#### Task goal:
Identify and pull out each line of the entries in which "Between" occurs.
>>
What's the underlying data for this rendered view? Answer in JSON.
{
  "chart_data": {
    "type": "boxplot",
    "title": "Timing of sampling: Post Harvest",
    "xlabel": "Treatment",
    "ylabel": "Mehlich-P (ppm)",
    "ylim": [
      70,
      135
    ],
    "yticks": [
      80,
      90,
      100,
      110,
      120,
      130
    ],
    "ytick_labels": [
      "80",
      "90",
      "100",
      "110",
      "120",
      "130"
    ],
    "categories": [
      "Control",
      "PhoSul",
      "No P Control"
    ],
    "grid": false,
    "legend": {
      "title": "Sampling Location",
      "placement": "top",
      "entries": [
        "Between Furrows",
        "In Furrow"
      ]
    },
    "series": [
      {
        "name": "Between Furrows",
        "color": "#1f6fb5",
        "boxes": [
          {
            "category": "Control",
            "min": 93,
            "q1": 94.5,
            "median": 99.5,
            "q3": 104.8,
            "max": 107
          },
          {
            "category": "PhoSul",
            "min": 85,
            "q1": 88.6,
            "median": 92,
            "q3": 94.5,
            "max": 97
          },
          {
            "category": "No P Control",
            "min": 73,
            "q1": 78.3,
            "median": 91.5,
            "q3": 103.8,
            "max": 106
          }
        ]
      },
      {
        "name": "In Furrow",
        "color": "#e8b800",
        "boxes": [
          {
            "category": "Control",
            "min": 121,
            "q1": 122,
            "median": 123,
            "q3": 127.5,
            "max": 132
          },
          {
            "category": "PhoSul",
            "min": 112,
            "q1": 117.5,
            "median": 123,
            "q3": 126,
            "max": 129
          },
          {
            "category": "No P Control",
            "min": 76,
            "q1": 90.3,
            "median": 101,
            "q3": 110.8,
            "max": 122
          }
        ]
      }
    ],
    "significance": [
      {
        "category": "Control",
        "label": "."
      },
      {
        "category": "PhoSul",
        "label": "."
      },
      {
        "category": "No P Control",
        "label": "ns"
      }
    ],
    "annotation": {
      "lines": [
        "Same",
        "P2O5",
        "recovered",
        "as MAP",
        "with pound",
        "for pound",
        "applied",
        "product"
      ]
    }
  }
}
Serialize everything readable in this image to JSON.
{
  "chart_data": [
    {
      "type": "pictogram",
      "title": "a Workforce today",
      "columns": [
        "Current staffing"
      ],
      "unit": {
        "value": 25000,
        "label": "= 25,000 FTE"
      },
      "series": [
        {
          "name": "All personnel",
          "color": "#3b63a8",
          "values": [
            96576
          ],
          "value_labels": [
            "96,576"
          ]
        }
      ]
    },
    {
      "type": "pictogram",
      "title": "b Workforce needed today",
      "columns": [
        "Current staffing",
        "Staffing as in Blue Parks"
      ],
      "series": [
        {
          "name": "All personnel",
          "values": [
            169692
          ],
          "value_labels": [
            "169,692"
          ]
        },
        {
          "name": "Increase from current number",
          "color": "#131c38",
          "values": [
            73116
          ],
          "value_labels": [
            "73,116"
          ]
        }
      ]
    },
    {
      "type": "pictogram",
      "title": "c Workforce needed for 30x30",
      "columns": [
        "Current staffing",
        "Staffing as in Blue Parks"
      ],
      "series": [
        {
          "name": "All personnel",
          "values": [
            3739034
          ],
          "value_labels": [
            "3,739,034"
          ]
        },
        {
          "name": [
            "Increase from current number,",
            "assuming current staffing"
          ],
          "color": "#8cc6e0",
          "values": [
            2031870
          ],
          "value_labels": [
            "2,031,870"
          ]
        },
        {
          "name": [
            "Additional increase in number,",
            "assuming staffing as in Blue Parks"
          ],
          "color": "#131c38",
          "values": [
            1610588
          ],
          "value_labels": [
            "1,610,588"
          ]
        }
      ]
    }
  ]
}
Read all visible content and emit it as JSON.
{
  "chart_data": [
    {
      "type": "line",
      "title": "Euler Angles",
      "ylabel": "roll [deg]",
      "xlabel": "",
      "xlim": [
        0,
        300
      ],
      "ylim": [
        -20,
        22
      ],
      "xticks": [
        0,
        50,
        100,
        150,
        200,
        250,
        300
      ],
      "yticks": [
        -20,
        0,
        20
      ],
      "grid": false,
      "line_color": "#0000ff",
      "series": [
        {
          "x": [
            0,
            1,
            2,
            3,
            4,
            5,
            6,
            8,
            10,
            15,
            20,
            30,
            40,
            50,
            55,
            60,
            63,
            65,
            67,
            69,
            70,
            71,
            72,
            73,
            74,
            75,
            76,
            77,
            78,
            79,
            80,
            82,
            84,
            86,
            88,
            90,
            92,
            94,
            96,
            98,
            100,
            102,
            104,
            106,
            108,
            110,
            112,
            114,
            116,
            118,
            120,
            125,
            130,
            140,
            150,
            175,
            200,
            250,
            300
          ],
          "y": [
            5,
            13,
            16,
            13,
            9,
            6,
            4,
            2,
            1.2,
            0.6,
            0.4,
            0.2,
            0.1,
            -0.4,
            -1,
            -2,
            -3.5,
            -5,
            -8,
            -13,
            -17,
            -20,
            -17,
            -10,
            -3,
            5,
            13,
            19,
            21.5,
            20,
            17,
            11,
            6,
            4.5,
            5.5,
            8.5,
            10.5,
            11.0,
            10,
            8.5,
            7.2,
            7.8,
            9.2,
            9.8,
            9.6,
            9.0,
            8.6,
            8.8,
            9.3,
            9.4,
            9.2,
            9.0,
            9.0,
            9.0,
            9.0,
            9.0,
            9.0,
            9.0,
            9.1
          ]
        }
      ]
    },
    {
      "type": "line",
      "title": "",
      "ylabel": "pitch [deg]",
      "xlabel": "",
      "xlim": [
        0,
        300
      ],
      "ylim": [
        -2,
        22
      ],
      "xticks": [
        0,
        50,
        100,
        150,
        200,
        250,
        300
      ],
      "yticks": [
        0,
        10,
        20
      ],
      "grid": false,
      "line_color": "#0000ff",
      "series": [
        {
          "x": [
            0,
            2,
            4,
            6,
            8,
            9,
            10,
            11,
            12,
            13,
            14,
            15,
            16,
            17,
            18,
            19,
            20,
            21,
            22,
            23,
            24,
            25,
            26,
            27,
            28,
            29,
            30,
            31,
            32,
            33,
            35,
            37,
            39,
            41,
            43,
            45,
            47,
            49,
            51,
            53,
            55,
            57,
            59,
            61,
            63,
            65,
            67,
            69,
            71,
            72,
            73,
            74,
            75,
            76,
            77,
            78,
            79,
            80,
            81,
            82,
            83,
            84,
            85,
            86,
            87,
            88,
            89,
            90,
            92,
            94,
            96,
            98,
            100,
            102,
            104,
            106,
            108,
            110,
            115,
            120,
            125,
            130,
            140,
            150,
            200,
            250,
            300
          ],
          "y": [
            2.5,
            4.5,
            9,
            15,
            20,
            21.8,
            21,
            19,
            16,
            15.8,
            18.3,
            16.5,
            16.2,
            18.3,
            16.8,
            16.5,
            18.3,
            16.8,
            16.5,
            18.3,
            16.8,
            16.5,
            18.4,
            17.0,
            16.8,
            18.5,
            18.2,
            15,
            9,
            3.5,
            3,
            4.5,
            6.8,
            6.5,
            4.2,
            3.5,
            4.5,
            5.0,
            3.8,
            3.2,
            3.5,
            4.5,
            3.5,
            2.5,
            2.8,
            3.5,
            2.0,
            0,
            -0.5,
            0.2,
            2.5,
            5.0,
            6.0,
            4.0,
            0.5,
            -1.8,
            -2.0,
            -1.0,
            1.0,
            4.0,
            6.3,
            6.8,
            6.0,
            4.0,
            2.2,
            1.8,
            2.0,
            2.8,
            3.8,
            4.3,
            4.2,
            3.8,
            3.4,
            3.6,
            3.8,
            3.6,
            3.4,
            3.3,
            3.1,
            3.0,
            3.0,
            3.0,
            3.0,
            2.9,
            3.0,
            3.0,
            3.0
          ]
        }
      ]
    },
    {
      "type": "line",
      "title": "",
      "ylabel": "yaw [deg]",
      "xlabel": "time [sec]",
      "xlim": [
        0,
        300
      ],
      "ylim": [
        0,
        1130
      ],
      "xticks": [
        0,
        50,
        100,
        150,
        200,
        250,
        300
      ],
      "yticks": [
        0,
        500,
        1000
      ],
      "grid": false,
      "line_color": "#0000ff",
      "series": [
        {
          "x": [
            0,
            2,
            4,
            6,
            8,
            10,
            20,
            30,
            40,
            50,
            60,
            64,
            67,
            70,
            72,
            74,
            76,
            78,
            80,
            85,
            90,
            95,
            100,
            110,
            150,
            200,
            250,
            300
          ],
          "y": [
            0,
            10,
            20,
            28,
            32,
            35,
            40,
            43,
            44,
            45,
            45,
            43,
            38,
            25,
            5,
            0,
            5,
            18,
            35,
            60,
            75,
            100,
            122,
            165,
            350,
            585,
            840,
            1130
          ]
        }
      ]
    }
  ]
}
<<
#### Answer below:
        "Between Furrows",
        "name": "Between Furrows",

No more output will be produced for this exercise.